Data provided:
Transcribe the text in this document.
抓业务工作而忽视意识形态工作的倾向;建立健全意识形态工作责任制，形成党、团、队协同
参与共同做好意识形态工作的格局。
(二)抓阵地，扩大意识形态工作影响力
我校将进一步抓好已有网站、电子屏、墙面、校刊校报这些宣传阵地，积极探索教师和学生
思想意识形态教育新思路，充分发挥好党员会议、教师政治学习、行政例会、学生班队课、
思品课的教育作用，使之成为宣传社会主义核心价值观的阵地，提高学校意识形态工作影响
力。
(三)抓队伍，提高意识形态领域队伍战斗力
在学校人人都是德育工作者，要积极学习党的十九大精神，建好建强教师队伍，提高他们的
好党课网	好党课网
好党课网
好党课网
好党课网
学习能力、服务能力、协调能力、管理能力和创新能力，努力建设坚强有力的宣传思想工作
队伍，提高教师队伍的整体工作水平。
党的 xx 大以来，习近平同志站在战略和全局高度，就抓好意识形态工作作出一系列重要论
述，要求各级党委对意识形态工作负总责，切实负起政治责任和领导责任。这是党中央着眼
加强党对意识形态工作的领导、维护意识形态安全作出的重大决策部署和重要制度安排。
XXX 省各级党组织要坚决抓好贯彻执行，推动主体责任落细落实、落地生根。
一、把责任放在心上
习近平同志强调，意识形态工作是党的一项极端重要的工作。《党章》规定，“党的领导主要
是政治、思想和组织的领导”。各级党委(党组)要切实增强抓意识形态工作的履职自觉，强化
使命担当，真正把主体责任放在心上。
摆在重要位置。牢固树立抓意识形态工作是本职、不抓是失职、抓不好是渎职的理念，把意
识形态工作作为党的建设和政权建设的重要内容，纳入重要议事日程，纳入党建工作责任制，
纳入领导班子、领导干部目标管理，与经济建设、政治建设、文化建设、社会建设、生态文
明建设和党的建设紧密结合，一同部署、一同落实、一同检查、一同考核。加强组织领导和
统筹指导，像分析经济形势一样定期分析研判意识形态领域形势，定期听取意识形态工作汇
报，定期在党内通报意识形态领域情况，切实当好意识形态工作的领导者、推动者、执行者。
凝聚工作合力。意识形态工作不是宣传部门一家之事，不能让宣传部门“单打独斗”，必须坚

What the task asks:
Repeat the data above exactly.

The completed task:
Transcribe the text in this document.
抓业务工作而忽视意识形态工作的倾向;建立健全意识形态工作责任制，形成党、团、队协同
参与共同做好意识形态工作的格局。
(二)抓阵地，扩大意识形态工作影响力
我校将进一步抓好已有网站、电子屏、墙面、校刊校报这些宣传阵地，积极探索教师和学生
思想意识形态教育新思路，充分发挥好党员会议、教师政治学习、行政例会、学生班队课、
思品课的教育作用，使之成为宣传社会主义核心价值观的阵地，提高学校意识形态工作影响
力。
(三)抓队伍，提高意识形态领域队伍战斗力
在学校人人都是德育工作者，要积极学习党的十九大精神，建好建强教师队伍，提高他们的
好党课网	好党课网
好党课网
好党课网
好党课网
学习能力、服务能力、协调能力、管理能力和创新能力，努力建设坚强有力的宣传思想工作
队伍，提高教师队伍的整体工作水平。
党的 xx 大以来，习近平同志站在战略和全局高度，就抓好意识形态工作作出一系列重要论
述，要求各级党委对意识形态工作负总责，切实负起政治责任和领导责任。这是党中央着眼
加强党对意识形态工作的领导、维护意识形态安全作出的重大决策部署和重要制度安排。
XXX 省各级党组织要坚决抓好贯彻执行，推动主体责任落细落实、落地生根。
一、把责任放在心上
习近平同志强调，意识形态工作是党的一项极端重要的工作。《党章》规定，“党的领导主要
是政治、思想和组织的领导”。各级党委(党组)要切实增强抓意识形态工作的履职自觉，强化
使命担当，真正把主体责任放在心上。
摆在重要位置。牢固树立抓意识形态工作是本职、不抓是失职、抓不好是渎职的理念，把意
识形态工作作为党的建设和政权建设的重要内容，纳入重要议事日程，纳入党建工作责任制，
纳入领导班子、领导干部目标管理，与经济建设、政治建设、文化建设、社会建设、生态文
明建设和党的建设紧密结合，一同部署、一同落实、一同检查、一同考核。加强组织领导和
统筹指导，像分析经济形势一样定期分析研判意识形态领域形势，定期听取意识形态工作汇
报，定期在党内通报意识形态领域情况，切实当好意识形态工作的领导者、推动者、执行者。
凝聚工作合力。意识形态工作不是宣传部门一家之事，不能让宣传部门“单打独斗”，必须坚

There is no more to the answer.